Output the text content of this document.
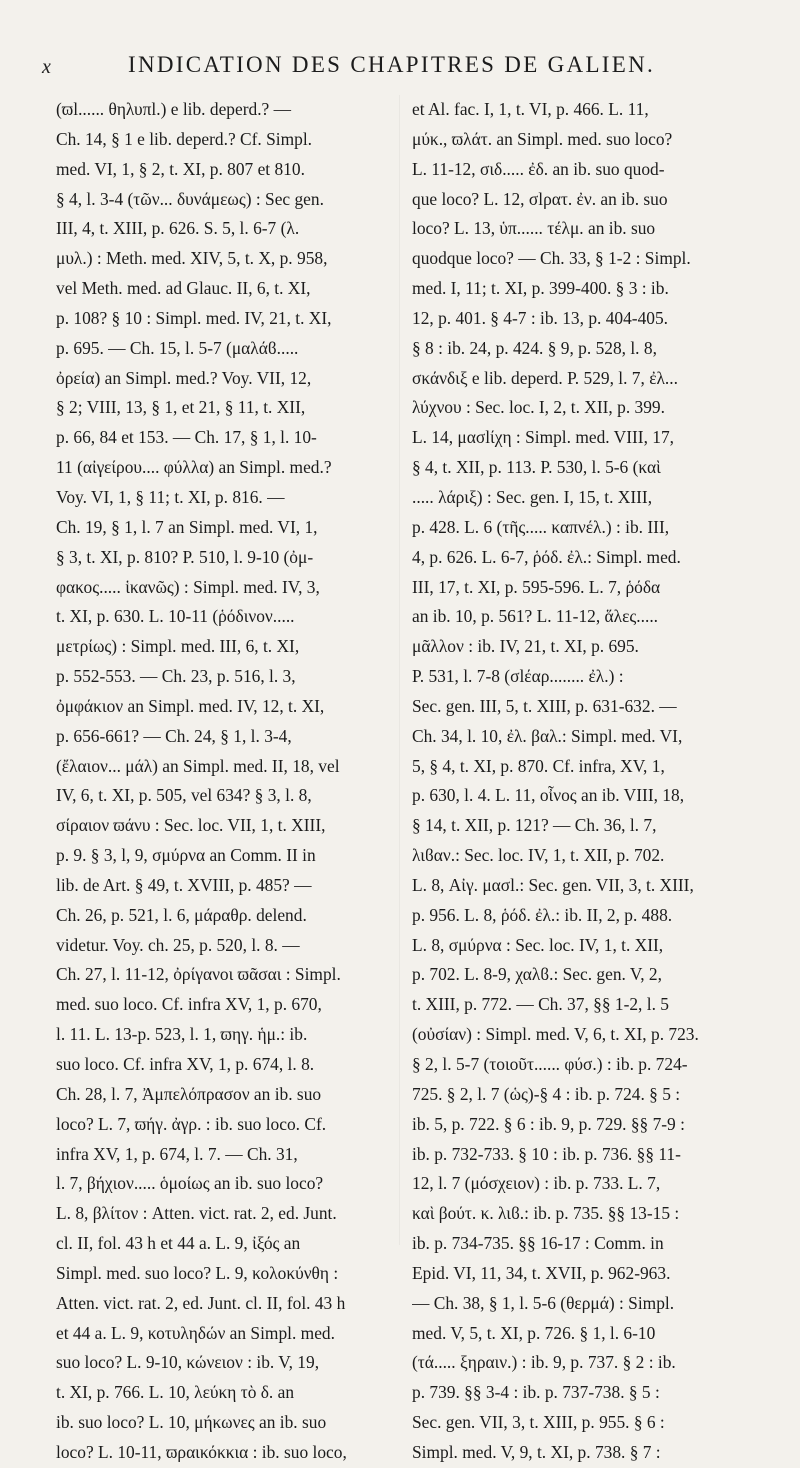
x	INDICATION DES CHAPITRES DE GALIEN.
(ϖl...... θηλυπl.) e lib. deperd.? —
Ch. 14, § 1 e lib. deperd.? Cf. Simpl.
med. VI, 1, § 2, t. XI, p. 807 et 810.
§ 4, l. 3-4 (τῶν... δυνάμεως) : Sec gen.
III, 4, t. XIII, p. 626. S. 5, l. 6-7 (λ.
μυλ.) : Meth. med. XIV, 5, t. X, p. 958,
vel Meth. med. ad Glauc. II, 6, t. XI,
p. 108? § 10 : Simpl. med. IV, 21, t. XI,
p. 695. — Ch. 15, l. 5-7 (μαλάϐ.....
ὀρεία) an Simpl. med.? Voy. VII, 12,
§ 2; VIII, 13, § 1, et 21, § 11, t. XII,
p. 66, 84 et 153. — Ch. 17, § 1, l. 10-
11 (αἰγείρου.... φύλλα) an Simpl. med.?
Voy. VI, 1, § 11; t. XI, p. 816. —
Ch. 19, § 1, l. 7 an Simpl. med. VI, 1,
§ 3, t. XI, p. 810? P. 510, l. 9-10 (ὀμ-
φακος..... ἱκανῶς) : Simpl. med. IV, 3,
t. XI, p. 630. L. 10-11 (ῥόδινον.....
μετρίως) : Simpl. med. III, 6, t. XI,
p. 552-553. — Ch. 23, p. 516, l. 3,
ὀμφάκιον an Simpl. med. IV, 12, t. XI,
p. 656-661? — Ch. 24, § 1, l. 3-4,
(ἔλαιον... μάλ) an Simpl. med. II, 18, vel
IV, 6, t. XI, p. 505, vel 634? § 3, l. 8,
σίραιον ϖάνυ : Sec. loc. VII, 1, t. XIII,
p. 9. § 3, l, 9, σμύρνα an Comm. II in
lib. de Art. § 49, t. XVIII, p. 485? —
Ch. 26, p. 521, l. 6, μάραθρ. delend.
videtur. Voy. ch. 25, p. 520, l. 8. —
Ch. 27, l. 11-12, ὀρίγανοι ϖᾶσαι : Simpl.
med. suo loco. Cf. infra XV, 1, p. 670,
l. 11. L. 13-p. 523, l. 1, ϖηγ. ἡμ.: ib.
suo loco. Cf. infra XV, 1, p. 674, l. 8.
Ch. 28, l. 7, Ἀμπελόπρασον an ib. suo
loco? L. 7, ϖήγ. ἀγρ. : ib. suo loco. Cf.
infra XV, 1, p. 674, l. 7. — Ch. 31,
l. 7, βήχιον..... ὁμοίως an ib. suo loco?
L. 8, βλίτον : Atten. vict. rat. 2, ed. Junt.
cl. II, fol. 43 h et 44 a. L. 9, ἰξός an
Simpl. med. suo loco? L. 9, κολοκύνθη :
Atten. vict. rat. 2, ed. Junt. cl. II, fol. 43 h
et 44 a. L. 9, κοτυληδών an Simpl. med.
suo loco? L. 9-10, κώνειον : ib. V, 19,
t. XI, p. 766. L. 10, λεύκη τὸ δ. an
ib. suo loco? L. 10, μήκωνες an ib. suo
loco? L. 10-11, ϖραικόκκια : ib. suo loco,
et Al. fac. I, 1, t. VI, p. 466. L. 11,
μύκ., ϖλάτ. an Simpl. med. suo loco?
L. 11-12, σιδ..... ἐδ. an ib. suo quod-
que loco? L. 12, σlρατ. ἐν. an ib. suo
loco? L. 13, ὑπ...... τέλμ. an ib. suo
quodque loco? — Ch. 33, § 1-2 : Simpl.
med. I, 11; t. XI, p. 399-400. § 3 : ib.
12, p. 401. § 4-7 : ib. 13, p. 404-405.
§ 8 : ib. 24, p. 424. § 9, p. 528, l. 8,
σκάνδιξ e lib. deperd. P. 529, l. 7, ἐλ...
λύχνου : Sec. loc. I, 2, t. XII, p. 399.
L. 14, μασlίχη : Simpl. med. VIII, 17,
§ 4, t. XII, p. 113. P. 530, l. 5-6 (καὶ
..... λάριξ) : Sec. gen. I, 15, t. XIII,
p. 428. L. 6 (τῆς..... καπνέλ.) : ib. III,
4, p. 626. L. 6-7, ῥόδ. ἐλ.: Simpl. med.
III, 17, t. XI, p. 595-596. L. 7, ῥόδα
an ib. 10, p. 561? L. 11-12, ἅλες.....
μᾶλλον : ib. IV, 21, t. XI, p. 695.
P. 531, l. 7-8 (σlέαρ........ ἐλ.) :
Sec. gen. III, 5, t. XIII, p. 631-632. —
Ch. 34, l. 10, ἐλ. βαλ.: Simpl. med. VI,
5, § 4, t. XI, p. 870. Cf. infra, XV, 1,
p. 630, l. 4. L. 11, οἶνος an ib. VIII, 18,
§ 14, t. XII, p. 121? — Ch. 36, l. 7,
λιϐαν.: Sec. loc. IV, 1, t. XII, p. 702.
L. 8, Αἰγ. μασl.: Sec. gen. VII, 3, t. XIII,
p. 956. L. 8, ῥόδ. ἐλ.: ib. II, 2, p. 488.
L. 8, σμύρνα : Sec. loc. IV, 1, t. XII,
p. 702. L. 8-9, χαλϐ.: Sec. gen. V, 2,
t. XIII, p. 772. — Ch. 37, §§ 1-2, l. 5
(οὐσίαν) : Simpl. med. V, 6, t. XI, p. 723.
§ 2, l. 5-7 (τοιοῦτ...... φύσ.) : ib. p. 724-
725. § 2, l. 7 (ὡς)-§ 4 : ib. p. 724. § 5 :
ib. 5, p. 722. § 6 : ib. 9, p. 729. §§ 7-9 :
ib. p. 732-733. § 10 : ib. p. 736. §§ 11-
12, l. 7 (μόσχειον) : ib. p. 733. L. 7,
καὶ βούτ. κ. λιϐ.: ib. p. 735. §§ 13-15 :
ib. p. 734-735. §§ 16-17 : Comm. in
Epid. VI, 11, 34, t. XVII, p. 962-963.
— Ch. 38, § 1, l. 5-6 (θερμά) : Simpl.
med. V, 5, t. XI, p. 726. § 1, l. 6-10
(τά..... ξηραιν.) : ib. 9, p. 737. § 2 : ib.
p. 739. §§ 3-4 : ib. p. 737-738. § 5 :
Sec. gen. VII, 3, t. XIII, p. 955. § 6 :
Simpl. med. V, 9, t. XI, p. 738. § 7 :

= TASK DESCRIPTION =
Establish how many lines of the records contain the string "vict" and state that number without elaboration.

= RESPONSE TO THE TASK =
2